=== EXERCISE INPUT ===

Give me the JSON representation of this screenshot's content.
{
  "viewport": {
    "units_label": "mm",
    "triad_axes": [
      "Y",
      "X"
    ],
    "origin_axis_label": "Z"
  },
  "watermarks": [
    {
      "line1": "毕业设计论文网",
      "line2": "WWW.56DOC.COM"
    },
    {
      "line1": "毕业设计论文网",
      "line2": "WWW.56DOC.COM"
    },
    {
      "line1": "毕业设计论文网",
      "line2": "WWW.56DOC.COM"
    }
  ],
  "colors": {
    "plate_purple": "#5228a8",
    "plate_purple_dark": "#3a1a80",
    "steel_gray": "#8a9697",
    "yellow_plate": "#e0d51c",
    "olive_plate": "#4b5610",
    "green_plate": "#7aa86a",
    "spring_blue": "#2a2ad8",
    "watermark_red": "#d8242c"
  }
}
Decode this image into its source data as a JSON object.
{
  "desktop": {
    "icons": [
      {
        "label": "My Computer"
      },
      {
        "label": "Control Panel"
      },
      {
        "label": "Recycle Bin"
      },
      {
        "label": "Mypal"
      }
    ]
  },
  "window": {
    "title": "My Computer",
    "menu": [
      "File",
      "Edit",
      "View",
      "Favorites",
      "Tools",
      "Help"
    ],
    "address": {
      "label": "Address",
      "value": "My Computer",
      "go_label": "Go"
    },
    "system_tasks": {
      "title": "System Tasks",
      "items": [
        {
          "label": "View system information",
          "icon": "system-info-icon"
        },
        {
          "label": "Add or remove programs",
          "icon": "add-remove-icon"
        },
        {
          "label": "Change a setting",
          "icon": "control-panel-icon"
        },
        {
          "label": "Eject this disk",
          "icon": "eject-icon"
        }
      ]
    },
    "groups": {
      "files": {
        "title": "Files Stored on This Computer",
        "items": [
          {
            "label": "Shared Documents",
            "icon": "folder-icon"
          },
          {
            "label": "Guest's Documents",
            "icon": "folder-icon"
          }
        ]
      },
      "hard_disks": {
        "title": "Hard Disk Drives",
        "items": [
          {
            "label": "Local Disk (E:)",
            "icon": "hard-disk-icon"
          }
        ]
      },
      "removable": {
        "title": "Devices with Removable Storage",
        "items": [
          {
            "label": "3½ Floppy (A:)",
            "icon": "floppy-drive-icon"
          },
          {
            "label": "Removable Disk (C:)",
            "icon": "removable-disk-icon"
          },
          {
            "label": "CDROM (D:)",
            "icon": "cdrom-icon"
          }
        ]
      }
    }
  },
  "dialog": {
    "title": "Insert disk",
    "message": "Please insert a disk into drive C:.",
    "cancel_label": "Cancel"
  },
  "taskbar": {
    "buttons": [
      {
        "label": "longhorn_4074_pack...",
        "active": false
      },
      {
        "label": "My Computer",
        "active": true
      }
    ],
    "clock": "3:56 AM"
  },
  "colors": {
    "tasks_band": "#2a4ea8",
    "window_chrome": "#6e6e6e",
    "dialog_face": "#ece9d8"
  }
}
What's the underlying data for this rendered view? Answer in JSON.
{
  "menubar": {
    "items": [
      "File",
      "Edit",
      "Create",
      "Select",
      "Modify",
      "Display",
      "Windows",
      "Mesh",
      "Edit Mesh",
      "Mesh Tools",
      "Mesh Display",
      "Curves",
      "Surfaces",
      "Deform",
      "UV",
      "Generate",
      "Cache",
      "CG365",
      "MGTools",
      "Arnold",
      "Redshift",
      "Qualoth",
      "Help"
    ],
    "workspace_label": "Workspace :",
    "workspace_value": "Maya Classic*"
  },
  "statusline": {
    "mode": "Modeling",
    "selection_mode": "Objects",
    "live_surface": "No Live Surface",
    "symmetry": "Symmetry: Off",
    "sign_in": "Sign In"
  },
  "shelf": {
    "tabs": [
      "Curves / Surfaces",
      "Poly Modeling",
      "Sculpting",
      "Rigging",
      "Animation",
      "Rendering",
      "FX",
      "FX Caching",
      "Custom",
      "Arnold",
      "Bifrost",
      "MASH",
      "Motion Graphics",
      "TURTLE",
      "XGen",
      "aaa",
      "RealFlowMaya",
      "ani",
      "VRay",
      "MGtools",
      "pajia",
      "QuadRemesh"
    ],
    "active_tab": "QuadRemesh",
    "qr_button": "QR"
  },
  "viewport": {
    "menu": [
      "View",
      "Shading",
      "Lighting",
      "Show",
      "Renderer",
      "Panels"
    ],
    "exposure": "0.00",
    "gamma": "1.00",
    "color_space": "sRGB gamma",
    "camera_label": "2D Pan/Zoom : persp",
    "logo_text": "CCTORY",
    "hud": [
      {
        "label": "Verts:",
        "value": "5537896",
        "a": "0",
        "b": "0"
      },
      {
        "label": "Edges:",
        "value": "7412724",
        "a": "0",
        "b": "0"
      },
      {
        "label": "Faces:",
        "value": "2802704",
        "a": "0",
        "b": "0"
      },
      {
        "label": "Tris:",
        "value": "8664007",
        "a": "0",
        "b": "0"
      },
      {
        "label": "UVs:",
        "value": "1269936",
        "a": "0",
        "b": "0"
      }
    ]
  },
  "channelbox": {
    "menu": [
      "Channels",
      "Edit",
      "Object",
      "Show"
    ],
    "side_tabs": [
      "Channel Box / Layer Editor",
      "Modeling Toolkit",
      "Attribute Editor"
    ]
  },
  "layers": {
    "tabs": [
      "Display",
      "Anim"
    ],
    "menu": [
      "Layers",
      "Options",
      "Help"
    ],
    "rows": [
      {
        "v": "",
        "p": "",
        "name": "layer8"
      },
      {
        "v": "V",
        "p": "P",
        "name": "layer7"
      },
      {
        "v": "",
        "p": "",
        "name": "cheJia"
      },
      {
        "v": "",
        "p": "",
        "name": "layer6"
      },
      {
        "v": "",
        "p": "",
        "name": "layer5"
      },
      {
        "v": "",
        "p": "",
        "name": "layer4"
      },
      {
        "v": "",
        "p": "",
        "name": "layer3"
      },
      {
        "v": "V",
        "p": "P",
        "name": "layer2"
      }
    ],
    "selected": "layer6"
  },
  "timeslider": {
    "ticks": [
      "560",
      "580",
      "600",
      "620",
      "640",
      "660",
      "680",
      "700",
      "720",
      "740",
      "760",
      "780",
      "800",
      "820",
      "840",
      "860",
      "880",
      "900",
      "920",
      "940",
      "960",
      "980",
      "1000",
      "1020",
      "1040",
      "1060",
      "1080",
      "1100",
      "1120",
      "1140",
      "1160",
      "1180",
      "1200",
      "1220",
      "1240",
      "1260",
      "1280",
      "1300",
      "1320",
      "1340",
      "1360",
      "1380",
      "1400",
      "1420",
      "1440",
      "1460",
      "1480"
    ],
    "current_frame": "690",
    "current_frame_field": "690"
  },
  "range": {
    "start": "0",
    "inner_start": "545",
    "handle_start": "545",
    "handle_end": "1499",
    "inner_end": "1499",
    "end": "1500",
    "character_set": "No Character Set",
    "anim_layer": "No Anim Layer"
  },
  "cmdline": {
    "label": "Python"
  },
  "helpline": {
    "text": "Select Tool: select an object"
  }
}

===

■ WHAT TO DO ■
Set down every line of the listing above again, exactly as given.

■ RESULT OF THIS TASK ■
Give me the JSON representation of this screenshot's content.
{
  "viewport": {
    "units_label": "mm",
    "triad_axes": [
      "Y",
      "X"
    ],
    "origin_axis_label": "Z"
  },
  "watermarks": [
    {
      "line1": "毕业设计论文网",
      "line2": "WWW.56DOC.COM"
    },
    {
      "line1": "毕业设计论文网",
      "line2": "WWW.56DOC.COM"
    },
    {
      "line1": "毕业设计论文网",
      "line2": "WWW.56DOC.COM"
    }
  ],
  "colors": {
    "plate_purple": "#5228a8",
    "plate_purple_dark": "#3a1a80",
    "steel_gray": "#8a9697",
    "yellow_plate": "#e0d51c",
    "olive_plate": "#4b5610",
    "green_plate": "#7aa86a",
    "spring_blue": "#2a2ad8",
    "watermark_red": "#d8242c"
  }
}
Decode this image into its source data as a JSON object.
{
  "desktop": {
    "icons": [
      {
        "label": "My Computer"
      },
      {
        "label": "Control Panel"
      },
      {
        "label": "Recycle Bin"
      },
      {
        "label": "Mypal"
      }
    ]
  },
  "window": {
    "title": "My Computer",
    "menu": [
      "File",
      "Edit",
      "View",
      "Favorites",
      "Tools",
      "Help"
    ],
    "address": {
      "label": "Address",
      "value": "My Computer",
      "go_label": "Go"
    },
    "system_tasks": {
      "title": "System Tasks",
      "items": [
        {
          "label": "View system information",
          "icon": "system-info-icon"
        },
        {
          "label": "Add or remove programs",
          "icon": "add-remove-icon"
        },
        {
          "label": "Change a setting",
          "icon": "control-panel-icon"
        },
        {
          "label": "Eject this disk",
          "icon": "eject-icon"
        }
      ]
    },
    "groups": {
      "files": {
        "title": "Files Stored on This Computer",
        "items": [
          {
            "label": "Shared Documents",
            "icon": "folder-icon"
          },
          {
            "label": "Guest's Documents",
            "icon": "folder-icon"
          }
        ]
      },
      "hard_disks": {
        "title": "Hard Disk Drives",
        "items": [
          {
            "label": "Local Disk (E:)",
            "icon": "hard-disk-icon"
          }
        ]
      },
      "removable": {
        "title": "Devices with Removable Storage",
        "items": [
          {
            "label": "3½ Floppy (A:)",
            "icon": "floppy-drive-icon"
          },
          {
            "label": "Removable Disk (C:)",
            "icon": "removable-disk-icon"
          },
          {
            "label": "CDROM (D:)",
            "icon": "cdrom-icon"
          }
        ]
      }
    }
  },
  "dialog": {
    "title": "Insert disk",
    "message": "Please insert a disk into drive C:.",
    "cancel_label": "Cancel"
  },
  "taskbar": {
    "buttons": [
      {
        "label": "longhorn_4074_pack...",
        "active": false
      },
      {
        "label": "My Computer",
        "active": true
      }
    ],
    "clock": "3:56 AM"
  },
  "colors": {
    "tasks_band": "#2a4ea8",
    "window_chrome": "#6e6e6e",
    "dialog_face": "#ece9d8"
  }
}
What's the underlying data for this rendered view? Answer in JSON.
{
  "menubar": {
    "items": [
      "File",
      "Edit",
      "Create",
      "Select",
      "Modify",
      "Display",
      "Windows",
      "Mesh",
      "Edit Mesh",
      "Mesh Tools",
      "Mesh Display",
      "Curves",
      "Surfaces",
      "Deform",
      "UV",
      "Generate",
      "Cache",
      "CG365",
      "MGTools",
      "Arnold",
      "Redshift",
      "Qualoth",
      "Help"
    ],
    "workspace_label": "Workspace :",
    "workspace_value": "Maya Classic*"
  },
  "statusline": {
    "mode": "Modeling",
    "selection_mode": "Objects",
    "live_surface": "No Live Surface",
    "symmetry": "Symmetry: Off",
    "sign_in": "Sign In"
  },
  "shelf": {
    "tabs": [
      "Curves / Surfaces",
      "Poly Modeling",
      "Sculpting",
      "Rigging",
      "Animation",
      "Rendering",
      "FX",
      "FX Caching",
      "Custom",
      "Arnold",
      "Bifrost",
      "MASH",
      "Motion Graphics",
      "TURTLE",
      "XGen",
      "aaa",
      "RealFlowMaya",
      "ani",
      "VRay",
      "MGtools",
      "pajia",
      "QuadRemesh"
    ],
    "active_tab": "QuadRemesh",
    "qr_button": "QR"
  },
  "viewport": {
    "menu": [
      "View",
      "Shading",
      "Lighting",
      "Show",
      "Renderer",
      "Panels"
    ],
    "exposure": "0.00",
    "gamma": "1.00",
    "color_space": "sRGB gamma",
    "camera_label": "2D Pan/Zoom : persp",
    "logo_text": "CCTORY",
    "hud": [
      {
        "label": "Verts:",
        "value": "5537896",
        "a": "0",
        "b": "0"
      },
      {
        "label": "Edges:",
        "value": "7412724",
        "a": "0",
        "b": "0"
      },
      {
        "label": "Faces:",
        "value": "2802704",
        "a": "0",
        "b": "0"
      },
      {
        "label": "Tris:",
        "value": "8664007",
        "a": "0",
        "b": "0"
      },
      {
        "label": "UVs:",
        "value": "1269936",
        "a": "0",
        "b": "0"
      }
    ]
  },
  "channelbox": {
    "menu": [
      "Channels",
      "Edit",
      "Object",
      "Show"
    ],
    "side_tabs": [
      "Channel Box / Layer Editor",
      "Modeling Toolkit",
      "Attribute Editor"
    ]
  },
  "layers": {
    "tabs": [
      "Display",
      "Anim"
    ],
    "menu": [
      "Layers",
      "Options",
      "Help"
    ],
    "rows": [
      {
        "v": "",
        "p": "",
        "name": "layer8"
      },
      {
        "v": "V",
        "p": "P",
        "name": "layer7"
      },
      {
        "v": "",
        "p": "",
        "name": "cheJia"
      },
      {
        "v": "",
        "p": "",
        "name": "layer6"
      },
      {
        "v": "",
        "p": "",
        "name": "layer5"
      },
      {
        "v": "",
        "p": "",
        "name": "layer4"
      },
      {
        "v": "",
        "p": "",
        "name": "layer3"
      },
      {
        "v": "V",
        "p": "P",
        "name": "layer2"
      }
    ],
    "selected": "layer6"
  },
  "timeslider": {
    "ticks": [
      "560",
      "580",
      "600",
      "620",
      "640",
      "660",
      "680",
      "700",
      "720",
      "740",
      "760",
      "780",
      "800",
      "820",
      "840",
      "860",
      "880",
      "900",
      "920",
      "940",
      "960",
      "980",
      "1000",
      "1020",
      "1040",
      "1060",
      "1080",
      "1100",
      "1120",
      "1140",
      "1160",
      "1180",
      "1200",
      "1220",
      "1240",
      "1260",
      "1280",
      "1300",
      "1320",
      "1340",
      "1360",
      "1380",
      "1400",
      "1420",
      "1440",
      "1460",
      "1480"
    ],
    "current_frame": "690",
    "current_frame_field": "690"
  },
  "range": {
    "start": "0",
    "inner_start": "545",
    "handle_start": "545",
    "handle_end": "1499",
    "inner_end": "1499",
    "end": "1500",
    "character_set": "No Character Set",
    "anim_layer": "No Anim Layer"
  },
  "cmdline": {
    "label": "Python"
  },
  "helpline": {
    "text": "Select Tool: select an object"
  }
}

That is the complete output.